* WHAT IS NEEDED: Beginning at the line containing "Give me the" and continuing to the end of the records below, give each line again exactly as it stands, and only those lines.

* Raw records:
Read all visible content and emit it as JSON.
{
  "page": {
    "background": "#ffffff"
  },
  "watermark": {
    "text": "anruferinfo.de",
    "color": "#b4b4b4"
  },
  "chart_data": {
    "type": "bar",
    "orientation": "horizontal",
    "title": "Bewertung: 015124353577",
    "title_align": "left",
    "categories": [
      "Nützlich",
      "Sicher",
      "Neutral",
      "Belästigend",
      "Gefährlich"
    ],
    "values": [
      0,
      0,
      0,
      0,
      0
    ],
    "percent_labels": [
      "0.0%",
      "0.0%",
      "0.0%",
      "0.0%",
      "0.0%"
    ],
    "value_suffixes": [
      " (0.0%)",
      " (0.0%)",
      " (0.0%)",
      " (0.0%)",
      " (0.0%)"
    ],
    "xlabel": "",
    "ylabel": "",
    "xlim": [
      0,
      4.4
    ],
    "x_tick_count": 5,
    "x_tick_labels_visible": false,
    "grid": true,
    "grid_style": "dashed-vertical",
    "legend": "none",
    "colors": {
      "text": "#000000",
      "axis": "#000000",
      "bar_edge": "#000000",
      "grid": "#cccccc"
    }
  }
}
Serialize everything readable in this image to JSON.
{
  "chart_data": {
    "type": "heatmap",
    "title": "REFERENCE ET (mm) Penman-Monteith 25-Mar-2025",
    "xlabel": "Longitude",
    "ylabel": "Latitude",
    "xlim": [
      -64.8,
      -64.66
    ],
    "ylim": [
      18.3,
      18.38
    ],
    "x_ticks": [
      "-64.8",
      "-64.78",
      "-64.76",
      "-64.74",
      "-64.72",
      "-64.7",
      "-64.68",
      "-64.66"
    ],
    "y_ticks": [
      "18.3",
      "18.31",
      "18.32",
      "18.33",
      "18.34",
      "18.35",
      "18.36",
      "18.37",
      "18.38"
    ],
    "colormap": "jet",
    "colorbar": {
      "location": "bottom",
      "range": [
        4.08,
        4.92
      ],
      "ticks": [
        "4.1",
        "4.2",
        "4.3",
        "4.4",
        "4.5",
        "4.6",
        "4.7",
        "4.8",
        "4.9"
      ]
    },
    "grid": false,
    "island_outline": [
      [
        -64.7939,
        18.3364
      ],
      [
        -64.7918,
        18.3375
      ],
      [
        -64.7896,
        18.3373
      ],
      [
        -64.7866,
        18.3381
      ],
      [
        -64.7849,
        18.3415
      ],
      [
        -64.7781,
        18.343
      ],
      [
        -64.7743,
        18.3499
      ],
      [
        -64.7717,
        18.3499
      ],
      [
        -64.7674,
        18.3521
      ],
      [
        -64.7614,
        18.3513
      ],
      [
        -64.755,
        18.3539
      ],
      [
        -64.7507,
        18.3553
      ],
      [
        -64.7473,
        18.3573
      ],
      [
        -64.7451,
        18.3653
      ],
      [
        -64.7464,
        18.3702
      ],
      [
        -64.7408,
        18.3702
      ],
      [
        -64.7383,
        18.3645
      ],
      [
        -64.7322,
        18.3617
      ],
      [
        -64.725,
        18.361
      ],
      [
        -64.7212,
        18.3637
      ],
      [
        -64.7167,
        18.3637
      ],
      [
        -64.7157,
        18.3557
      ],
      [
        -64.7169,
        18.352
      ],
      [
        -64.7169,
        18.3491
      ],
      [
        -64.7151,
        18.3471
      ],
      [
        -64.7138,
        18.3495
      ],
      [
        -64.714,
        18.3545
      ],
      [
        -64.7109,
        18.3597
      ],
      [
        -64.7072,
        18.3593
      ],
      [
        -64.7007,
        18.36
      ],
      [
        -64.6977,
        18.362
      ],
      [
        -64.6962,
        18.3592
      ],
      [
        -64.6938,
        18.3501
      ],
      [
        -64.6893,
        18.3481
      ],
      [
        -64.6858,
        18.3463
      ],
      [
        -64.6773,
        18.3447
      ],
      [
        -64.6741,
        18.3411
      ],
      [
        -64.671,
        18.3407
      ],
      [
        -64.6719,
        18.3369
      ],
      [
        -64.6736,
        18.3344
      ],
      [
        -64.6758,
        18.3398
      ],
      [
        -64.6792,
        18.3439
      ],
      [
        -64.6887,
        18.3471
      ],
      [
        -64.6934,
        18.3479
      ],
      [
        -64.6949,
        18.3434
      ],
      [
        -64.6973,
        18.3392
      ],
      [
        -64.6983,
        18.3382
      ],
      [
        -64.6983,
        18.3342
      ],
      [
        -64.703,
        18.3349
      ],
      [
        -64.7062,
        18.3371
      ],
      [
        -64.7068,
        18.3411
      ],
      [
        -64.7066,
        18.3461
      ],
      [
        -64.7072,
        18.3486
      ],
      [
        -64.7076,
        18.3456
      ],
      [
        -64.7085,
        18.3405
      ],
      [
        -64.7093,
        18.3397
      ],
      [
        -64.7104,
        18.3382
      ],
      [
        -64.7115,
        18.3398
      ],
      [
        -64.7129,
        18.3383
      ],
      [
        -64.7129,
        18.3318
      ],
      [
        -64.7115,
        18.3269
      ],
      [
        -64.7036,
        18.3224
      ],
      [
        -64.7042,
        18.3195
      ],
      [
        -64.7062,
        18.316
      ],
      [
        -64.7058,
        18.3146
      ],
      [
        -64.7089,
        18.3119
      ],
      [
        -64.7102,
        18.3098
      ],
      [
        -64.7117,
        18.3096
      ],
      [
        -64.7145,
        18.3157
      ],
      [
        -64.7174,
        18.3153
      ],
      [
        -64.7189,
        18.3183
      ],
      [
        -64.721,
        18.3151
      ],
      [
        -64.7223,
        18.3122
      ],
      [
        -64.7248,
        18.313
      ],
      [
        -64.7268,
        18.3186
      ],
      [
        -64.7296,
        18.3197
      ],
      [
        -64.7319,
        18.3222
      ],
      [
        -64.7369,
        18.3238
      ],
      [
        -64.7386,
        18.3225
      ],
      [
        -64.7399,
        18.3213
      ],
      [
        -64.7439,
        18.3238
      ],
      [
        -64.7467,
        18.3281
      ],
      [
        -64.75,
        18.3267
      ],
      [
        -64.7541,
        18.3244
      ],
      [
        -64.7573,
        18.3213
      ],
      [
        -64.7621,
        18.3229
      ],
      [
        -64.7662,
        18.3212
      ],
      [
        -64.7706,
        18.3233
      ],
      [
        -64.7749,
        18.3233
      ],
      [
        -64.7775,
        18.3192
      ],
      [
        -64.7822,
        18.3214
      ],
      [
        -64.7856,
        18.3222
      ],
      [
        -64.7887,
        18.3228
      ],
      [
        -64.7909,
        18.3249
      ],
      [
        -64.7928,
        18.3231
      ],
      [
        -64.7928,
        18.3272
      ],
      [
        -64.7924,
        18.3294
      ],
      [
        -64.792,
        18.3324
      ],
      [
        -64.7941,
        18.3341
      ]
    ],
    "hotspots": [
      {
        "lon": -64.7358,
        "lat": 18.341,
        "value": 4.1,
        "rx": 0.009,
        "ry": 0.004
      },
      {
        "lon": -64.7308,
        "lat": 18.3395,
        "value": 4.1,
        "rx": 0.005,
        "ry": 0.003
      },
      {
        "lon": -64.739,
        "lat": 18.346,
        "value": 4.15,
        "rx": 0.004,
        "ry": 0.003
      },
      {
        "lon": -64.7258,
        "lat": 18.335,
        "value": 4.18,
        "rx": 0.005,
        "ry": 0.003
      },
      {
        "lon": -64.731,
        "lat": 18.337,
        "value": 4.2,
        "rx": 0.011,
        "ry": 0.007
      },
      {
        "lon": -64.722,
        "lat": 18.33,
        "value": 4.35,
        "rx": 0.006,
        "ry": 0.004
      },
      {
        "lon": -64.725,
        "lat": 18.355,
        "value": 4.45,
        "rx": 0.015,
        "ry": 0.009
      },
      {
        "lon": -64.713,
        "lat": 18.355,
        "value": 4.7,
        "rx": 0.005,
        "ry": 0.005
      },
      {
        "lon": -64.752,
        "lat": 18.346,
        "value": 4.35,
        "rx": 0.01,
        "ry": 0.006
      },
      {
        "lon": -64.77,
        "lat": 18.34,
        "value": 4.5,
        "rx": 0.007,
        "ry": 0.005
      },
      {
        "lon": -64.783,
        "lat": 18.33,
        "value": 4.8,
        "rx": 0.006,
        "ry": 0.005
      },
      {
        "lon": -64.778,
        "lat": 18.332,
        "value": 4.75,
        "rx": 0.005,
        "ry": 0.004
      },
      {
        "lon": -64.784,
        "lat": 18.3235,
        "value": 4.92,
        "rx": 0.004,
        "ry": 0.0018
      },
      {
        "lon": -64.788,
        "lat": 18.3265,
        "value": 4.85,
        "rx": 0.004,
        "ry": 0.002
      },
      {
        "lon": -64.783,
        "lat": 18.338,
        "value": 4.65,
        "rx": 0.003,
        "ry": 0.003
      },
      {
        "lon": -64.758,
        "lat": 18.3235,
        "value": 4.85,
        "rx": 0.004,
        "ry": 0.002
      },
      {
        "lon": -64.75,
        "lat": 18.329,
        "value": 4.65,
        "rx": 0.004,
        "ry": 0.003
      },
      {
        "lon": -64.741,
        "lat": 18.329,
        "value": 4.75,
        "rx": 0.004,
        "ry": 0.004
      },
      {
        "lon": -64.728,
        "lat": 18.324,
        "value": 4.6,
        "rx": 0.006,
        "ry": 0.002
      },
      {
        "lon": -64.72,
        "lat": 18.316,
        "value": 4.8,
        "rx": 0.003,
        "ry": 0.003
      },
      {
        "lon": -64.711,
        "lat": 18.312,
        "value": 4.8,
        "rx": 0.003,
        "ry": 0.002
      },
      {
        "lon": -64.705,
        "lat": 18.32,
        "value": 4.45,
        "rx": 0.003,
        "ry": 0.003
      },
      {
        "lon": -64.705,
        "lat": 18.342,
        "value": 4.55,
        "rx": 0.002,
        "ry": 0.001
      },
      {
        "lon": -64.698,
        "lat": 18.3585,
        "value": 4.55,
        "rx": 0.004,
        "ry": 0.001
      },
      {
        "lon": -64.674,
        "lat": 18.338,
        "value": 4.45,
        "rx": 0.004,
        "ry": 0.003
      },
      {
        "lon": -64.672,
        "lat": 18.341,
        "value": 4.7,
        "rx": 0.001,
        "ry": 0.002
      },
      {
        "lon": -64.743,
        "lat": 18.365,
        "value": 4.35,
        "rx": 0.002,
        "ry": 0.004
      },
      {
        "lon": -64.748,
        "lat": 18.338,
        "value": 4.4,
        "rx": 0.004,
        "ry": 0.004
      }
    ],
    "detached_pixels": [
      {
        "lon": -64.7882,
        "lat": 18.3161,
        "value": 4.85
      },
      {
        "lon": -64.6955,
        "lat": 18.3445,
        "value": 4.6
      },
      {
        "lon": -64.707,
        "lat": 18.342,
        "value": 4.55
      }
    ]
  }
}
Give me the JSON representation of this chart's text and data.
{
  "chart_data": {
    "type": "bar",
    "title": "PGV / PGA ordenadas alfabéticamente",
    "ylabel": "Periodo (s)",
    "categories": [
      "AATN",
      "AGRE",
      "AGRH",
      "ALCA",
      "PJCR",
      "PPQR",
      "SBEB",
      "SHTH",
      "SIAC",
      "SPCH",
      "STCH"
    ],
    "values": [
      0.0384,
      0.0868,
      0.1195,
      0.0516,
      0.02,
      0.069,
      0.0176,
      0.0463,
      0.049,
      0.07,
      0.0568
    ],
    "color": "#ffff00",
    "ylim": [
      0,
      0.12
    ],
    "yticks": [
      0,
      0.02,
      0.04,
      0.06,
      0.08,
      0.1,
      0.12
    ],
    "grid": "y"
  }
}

* EXERCISE SOLUTION:
Give me the JSON representation of this chart's text and data.
{
  "chart_data": {
    "type": "bar",
    "title": "PGV / PGA ordenadas alfabéticamente",
    "ylabel": "Periodo (s)",
    "categories": [
      "AATN",
      "AGRE",
      "AGRH",
      "ALCA",
      "PJCR",
      "PPQR",
      "SBEB",
      "SHTH",
      "SIAC",
      "SPCH",
      "STCH"
    ],
    "values": [
      0.0384,
      0.0868,
      0.1195,
      0.0516,
      0.02,
      0.069,
      0.0176,
      0.0463,
      0.049,
      0.07,
      0.0568
    ],
    "color": "#ffff00",
    "ylim": [
      0,
      0.12
    ],
    "yticks": [
      0,
      0.02,
      0.04,
      0.06,
      0.08,
      0.1,
      0.12
    ],
    "grid": "y"
  }
}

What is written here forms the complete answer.